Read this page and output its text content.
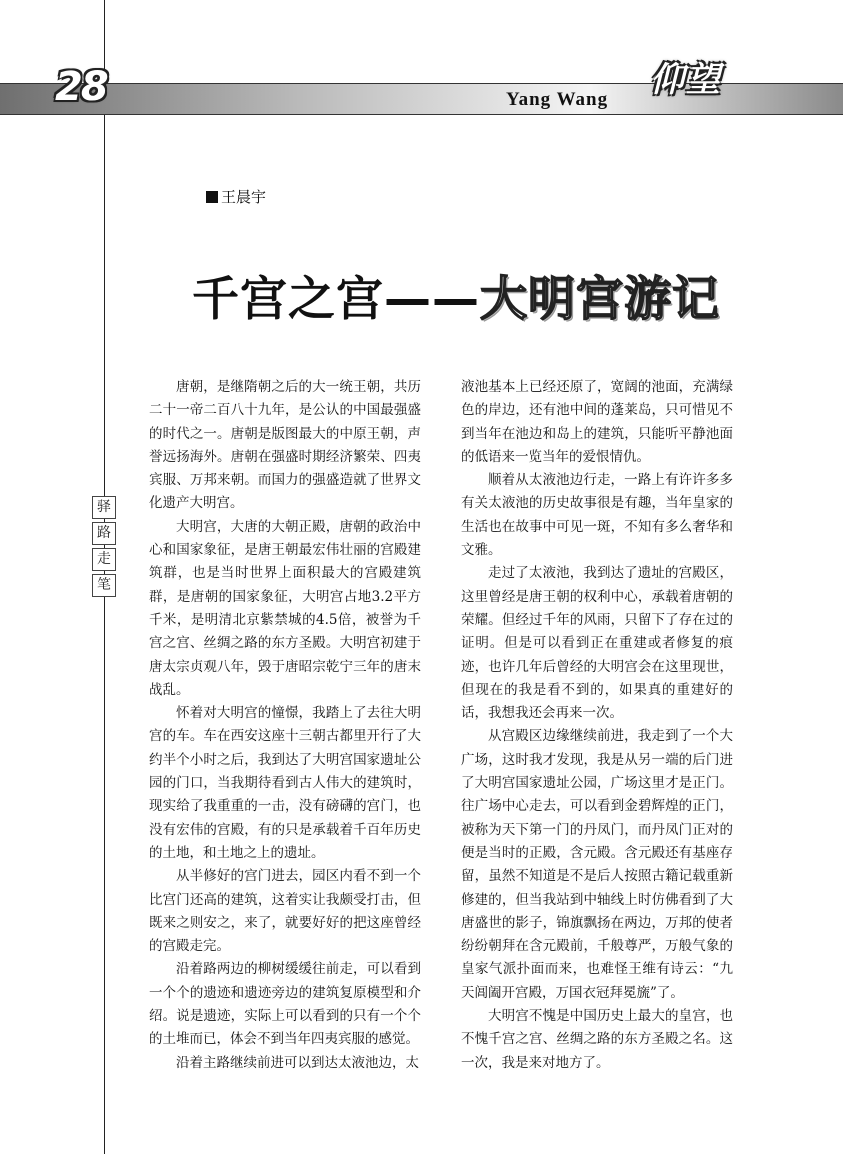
28	Yang Wang 仰望
王晨宇
千宫之宫——大明宫游记
驿
路
走
笔

唐朝，是继隋朝之后的大一统王朝，共历二十一帝二百八十九年，是公认的中国最强盛的时代之一。唐朝是版图最大的中原王朝，声誉远扬海外。唐朝在强盛时期经济繁荣、四夷宾服、万邦来朝。而国力的强盛造就了世界文化遗产大明宫。

大明宫，大唐的大朝正殿，唐朝的政治中心和国家象征，是唐王朝最宏伟壮丽的宫殿建筑群，也是当时世界上面积最大的宫殿建筑群，是唐朝的国家象征，大明宫占地3.2平方千米，是明清北京紫禁城的4.5倍，被誉为千宫之宫、丝绸之路的东方圣殿。大明宫初建于唐太宗贞观八年，毁于唐昭宗乾宁三年的唐末战乱。

怀着对大明宫的憧憬，我踏上了去往大明宫的车。车在西安这座十三朝古都里开行了大约半个小时之后，我到达了大明宫国家遗址公园的门口，当我期待看到古人伟大的建筑时，现实给了我重重的一击，没有磅礴的宫门，也没有宏伟的宫殿，有的只是承载着千百年历史的土地，和土地之上的遗址。

从半修好的宫门进去，园区内看不到一个比宫门还高的建筑，这着实让我颇受打击，但既来之则安之，来了，就要好好的把这座曾经的宫殿走完。

沿着路两边的柳树缓缓往前走，可以看到一个个的遗迹和遗迹旁边的建筑复原模型和介绍。说是遗迹，实际上可以看到的只有一个个的土堆而已，体会不到当年四夷宾服的感觉。

沿着主路继续前进可以到达太液池边，太

液池基本上已经还原了，宽阔的池面，充满绿色的岸边，还有池中间的蓬莱岛，只可惜见不到当年在池边和岛上的建筑，只能听平静池面的低语来一览当年的爱恨情仇。

顺着从太液池边行走，一路上有许许多多有关太液池的历史故事很是有趣，当年皇家的生活也在故事中可见一斑，不知有多么奢华和文雅。

走过了太液池，我到达了遗址的宫殿区，这里曾经是唐王朝的权利中心，承载着唐朝的荣耀。但经过千年的风雨，只留下了存在过的证明。但是可以看到正在重建或者修复的痕迹，也许几年后曾经的大明宫会在这里现世，但现在的我是看不到的，如果真的重建好的话，我想我还会再来一次。

从宫殿区边缘继续前进，我走到了一个大广场，这时我才发现，我是从另一端的后门进了大明宫国家遗址公园，广场这里才是正门。往广场中心走去，可以看到金碧辉煌的正门，被称为天下第一门的丹凤门，而丹凤门正对的便是当时的正殿，含元殿。含元殿还有基座存留，虽然不知道是不是后人按照古籍记载重新修建的，但当我站到中轴线上时仿佛看到了大唐盛世的影子，锦旗飘扬在两边，万邦的使者纷纷朝拜在含元殿前，千般尊严，万般气象的皇家气派扑面而来，也难怪王维有诗云：“九天阊阖开宫殿，万国衣冠拜冕旒”了。

大明宫不愧是中国历史上最大的皇宫，也不愧千宫之宫、丝绸之路的东方圣殿之名。这一次，我是来对地方了。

• **Instructions for the task**
All of the material above should be reproduced exactly, except the pictures.

• **Solution for this problem**
Read this page and output its text content.
28	Yang Wang 仰望
王晨宇
千宫之宫——大明宫游记
驿
路
走
笔

唐朝，是继隋朝之后的大一统王朝，共历二十一帝二百八十九年，是公认的中国最强盛的时代之一。唐朝是版图最大的中原王朝，声誉远扬海外。唐朝在强盛时期经济繁荣、四夷宾服、万邦来朝。而国力的强盛造就了世界文化遗产大明宫。

大明宫，大唐的大朝正殿，唐朝的政治中心和国家象征，是唐王朝最宏伟壮丽的宫殿建筑群，也是当时世界上面积最大的宫殿建筑群，是唐朝的国家象征，大明宫占地3.2平方千米，是明清北京紫禁城的4.5倍，被誉为千宫之宫、丝绸之路的东方圣殿。大明宫初建于唐太宗贞观八年，毁于唐昭宗乾宁三年的唐末战乱。

怀着对大明宫的憧憬，我踏上了去往大明宫的车。车在西安这座十三朝古都里开行了大约半个小时之后，我到达了大明宫国家遗址公园的门口，当我期待看到古人伟大的建筑时，现实给了我重重的一击，没有磅礴的宫门，也没有宏伟的宫殿，有的只是承载着千百年历史的土地，和土地之上的遗址。

从半修好的宫门进去，园区内看不到一个比宫门还高的建筑，这着实让我颇受打击，但既来之则安之，来了，就要好好的把这座曾经的宫殿走完。

沿着路两边的柳树缓缓往前走，可以看到一个个的遗迹和遗迹旁边的建筑复原模型和介绍。说是遗迹，实际上可以看到的只有一个个的土堆而已，体会不到当年四夷宾服的感觉。

沿着主路继续前进可以到达太液池边，太

液池基本上已经还原了，宽阔的池面，充满绿色的岸边，还有池中间的蓬莱岛，只可惜见不到当年在池边和岛上的建筑，只能听平静池面的低语来一览当年的爱恨情仇。

顺着从太液池边行走，一路上有许许多多有关太液池的历史故事很是有趣，当年皇家的生活也在故事中可见一斑，不知有多么奢华和文雅。

走过了太液池，我到达了遗址的宫殿区，这里曾经是唐王朝的权利中心，承载着唐朝的荣耀。但经过千年的风雨，只留下了存在过的证明。但是可以看到正在重建或者修复的痕迹，也许几年后曾经的大明宫会在这里现世，但现在的我是看不到的，如果真的重建好的话，我想我还会再来一次。

从宫殿区边缘继续前进，我走到了一个大广场，这时我才发现，我是从另一端的后门进了大明宫国家遗址公园，广场这里才是正门。往广场中心走去，可以看到金碧辉煌的正门，被称为天下第一门的丹凤门，而丹凤门正对的便是当时的正殿，含元殿。含元殿还有基座存留，虽然不知道是不是后人按照古籍记载重新修建的，但当我站到中轴线上时仿佛看到了大唐盛世的影子，锦旗飘扬在两边，万邦的使者纷纷朝拜在含元殿前，千般尊严，万般气象的皇家气派扑面而来，也难怪王维有诗云：“九天阊阖开宫殿，万国衣冠拜冕旒”了。

大明宫不愧是中国历史上最大的皇宫，也不愧千宫之宫、丝绸之路的东方圣殿之名。这一次，我是来对地方了。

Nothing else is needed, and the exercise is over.